### Task inputs
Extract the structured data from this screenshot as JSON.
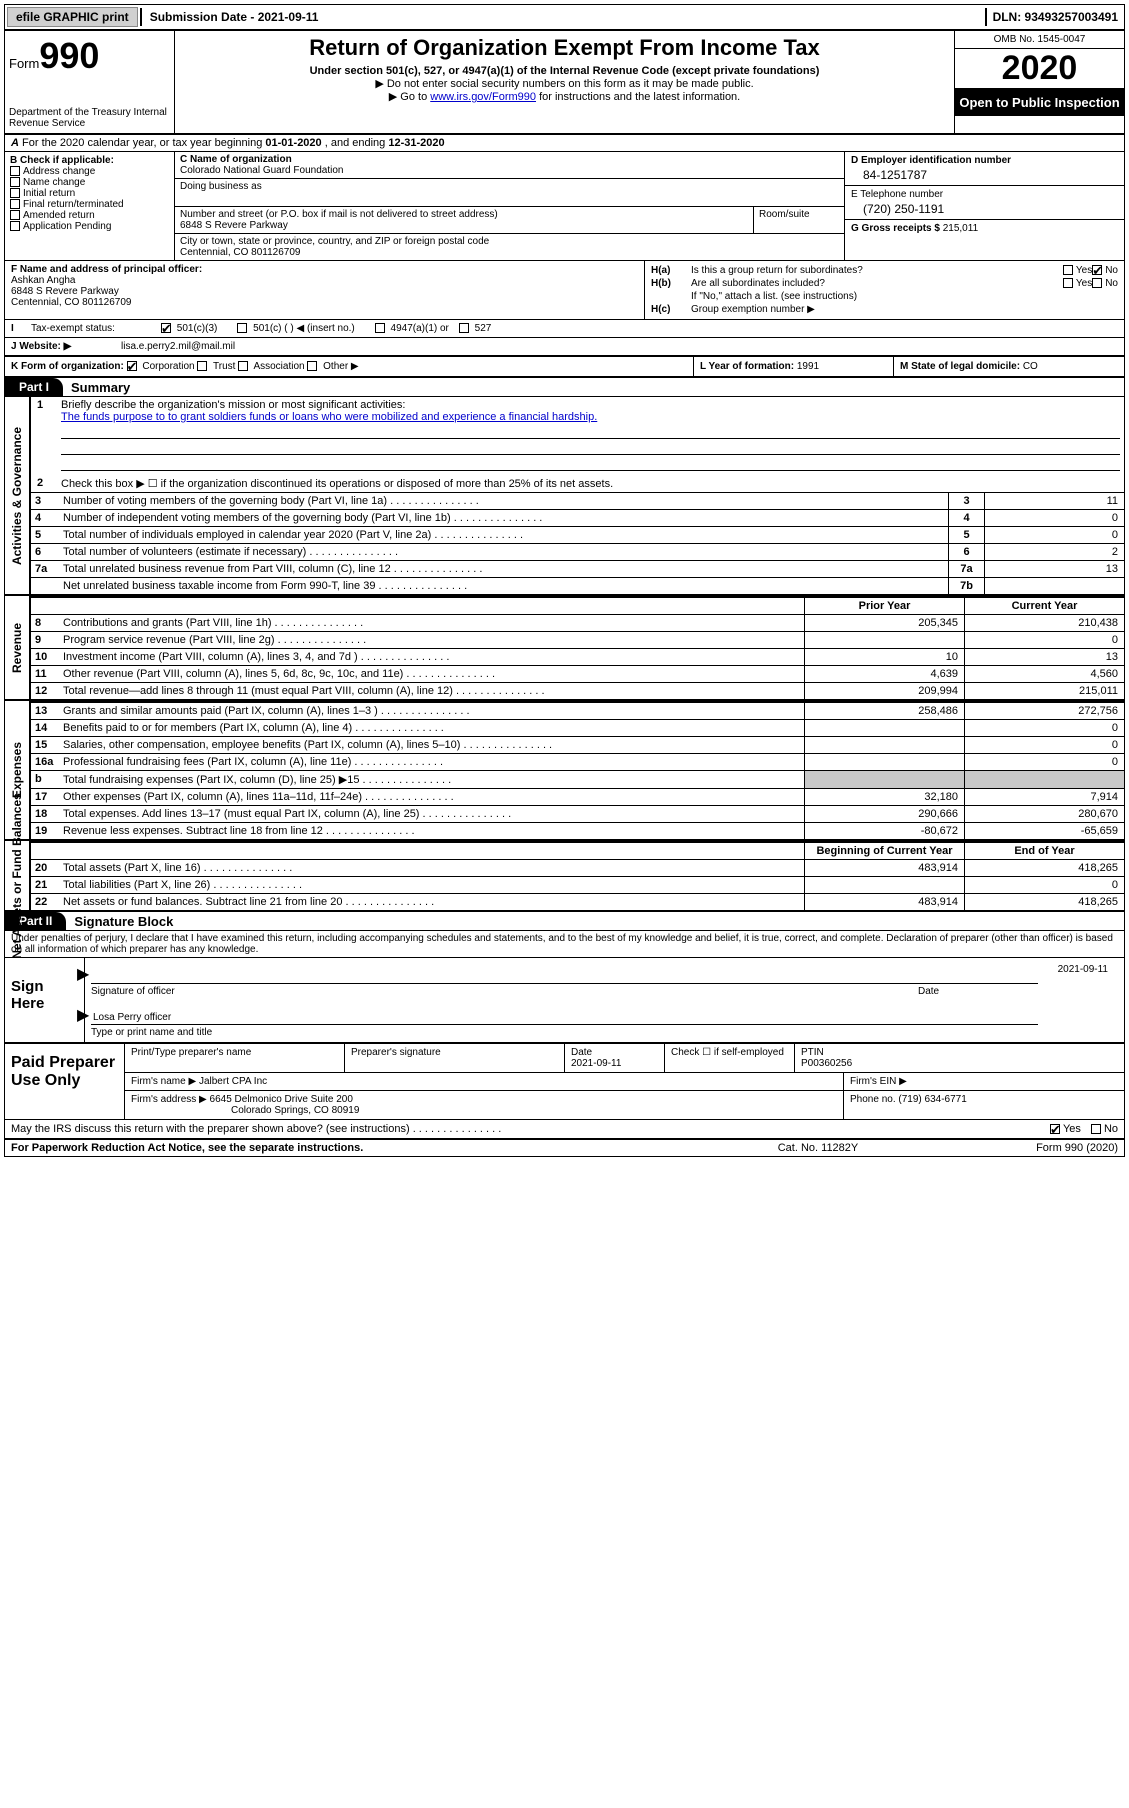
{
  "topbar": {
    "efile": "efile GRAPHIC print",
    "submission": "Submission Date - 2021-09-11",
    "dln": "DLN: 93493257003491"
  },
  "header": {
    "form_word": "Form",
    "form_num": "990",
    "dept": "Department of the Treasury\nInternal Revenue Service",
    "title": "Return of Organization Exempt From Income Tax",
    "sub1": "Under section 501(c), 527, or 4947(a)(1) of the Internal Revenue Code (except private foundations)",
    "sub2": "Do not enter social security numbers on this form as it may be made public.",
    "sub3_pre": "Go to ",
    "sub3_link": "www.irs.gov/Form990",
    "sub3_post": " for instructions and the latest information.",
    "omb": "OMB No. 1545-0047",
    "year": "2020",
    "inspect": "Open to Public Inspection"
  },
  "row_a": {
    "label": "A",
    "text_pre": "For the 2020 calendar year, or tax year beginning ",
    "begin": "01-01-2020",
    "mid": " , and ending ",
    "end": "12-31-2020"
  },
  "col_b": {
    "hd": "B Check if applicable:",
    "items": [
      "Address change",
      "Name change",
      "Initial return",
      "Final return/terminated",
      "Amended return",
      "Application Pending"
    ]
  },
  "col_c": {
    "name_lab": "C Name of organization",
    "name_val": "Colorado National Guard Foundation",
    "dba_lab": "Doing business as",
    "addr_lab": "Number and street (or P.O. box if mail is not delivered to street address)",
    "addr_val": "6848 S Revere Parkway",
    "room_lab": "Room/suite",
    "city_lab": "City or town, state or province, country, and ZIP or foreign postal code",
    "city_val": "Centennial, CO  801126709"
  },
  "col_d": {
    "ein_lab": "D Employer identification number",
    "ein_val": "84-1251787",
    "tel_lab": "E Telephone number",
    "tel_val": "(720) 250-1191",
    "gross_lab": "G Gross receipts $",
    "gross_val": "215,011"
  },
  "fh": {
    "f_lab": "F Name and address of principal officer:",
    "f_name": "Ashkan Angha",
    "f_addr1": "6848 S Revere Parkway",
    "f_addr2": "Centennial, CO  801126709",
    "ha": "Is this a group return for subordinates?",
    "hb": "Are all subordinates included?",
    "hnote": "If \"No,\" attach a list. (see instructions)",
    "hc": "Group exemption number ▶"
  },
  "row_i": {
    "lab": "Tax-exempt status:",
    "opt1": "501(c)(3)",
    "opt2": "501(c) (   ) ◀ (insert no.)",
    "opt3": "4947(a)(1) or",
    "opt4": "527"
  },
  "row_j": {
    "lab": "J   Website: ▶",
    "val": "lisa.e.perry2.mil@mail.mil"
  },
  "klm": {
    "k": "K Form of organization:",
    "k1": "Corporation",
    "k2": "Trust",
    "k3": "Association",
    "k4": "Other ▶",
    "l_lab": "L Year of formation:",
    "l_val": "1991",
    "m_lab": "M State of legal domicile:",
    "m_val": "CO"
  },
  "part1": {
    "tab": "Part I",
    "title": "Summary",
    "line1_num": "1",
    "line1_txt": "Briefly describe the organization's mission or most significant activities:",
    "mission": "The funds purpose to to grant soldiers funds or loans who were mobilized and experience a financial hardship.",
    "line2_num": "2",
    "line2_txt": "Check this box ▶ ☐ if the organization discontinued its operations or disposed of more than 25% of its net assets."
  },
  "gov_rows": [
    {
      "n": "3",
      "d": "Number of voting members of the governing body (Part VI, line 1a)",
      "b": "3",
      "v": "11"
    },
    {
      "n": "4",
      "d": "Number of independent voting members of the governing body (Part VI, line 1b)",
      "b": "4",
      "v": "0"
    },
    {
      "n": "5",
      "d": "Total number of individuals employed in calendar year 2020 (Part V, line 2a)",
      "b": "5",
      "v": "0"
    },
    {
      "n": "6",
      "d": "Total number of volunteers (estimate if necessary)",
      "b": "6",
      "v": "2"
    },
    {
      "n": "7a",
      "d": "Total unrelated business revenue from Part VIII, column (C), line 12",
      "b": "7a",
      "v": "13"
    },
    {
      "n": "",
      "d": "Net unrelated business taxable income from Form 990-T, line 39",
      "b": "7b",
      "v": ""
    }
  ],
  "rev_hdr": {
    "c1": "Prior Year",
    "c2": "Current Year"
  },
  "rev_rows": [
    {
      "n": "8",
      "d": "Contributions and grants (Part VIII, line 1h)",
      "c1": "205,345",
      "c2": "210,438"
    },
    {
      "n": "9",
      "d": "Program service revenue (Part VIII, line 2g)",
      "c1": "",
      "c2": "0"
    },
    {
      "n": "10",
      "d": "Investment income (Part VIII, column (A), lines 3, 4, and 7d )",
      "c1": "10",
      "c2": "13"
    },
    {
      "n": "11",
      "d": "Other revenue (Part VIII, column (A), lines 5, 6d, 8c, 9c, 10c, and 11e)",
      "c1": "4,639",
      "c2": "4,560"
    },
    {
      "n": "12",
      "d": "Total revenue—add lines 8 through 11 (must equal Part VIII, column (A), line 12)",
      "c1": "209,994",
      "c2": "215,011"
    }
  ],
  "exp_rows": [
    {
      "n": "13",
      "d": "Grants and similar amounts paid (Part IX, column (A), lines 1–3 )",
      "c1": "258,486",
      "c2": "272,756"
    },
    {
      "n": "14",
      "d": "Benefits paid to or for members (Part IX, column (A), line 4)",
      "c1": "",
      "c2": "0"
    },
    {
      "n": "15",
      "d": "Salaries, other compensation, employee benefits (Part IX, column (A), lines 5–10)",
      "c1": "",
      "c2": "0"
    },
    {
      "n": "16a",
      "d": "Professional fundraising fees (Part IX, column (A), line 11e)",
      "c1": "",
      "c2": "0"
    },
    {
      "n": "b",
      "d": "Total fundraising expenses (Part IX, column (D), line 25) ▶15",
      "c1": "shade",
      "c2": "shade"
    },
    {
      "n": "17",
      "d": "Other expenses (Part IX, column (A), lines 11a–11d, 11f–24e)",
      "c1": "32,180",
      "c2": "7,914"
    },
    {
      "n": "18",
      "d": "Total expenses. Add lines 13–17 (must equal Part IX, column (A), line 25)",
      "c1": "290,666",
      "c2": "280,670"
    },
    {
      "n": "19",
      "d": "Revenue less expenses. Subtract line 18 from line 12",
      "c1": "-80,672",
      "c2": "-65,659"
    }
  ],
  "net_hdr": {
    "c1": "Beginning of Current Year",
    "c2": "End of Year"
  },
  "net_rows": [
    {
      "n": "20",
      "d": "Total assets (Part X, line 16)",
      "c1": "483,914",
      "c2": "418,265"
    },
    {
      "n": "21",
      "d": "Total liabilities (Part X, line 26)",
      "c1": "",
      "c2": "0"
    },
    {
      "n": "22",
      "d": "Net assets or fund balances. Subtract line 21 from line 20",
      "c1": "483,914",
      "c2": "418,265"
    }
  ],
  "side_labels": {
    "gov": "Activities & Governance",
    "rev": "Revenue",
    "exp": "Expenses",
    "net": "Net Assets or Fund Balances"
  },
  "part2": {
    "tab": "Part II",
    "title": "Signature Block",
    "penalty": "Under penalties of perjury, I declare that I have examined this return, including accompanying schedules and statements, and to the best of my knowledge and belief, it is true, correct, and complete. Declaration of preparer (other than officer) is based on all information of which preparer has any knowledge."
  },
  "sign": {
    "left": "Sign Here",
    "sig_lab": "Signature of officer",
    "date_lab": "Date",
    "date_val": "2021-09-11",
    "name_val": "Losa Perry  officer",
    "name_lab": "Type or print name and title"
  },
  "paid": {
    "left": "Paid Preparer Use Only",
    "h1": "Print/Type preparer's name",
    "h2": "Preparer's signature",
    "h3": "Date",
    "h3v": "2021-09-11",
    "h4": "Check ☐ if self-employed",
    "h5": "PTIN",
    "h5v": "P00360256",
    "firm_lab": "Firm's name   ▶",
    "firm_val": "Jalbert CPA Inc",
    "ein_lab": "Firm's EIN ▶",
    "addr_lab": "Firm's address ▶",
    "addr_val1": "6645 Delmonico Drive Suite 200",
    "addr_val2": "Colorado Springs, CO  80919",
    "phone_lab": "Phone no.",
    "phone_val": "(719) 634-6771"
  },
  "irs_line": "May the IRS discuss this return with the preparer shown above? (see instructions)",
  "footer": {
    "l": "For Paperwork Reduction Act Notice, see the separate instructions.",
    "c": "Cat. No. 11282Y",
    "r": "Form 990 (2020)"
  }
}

### What this task involves
Look through the records and gather every line containing "employed".

### Finished task
      "d": "Total number of individuals employed in calendar year 2020 (Part V, line 2a)",
    "h4": "Check ☐ if self-employed",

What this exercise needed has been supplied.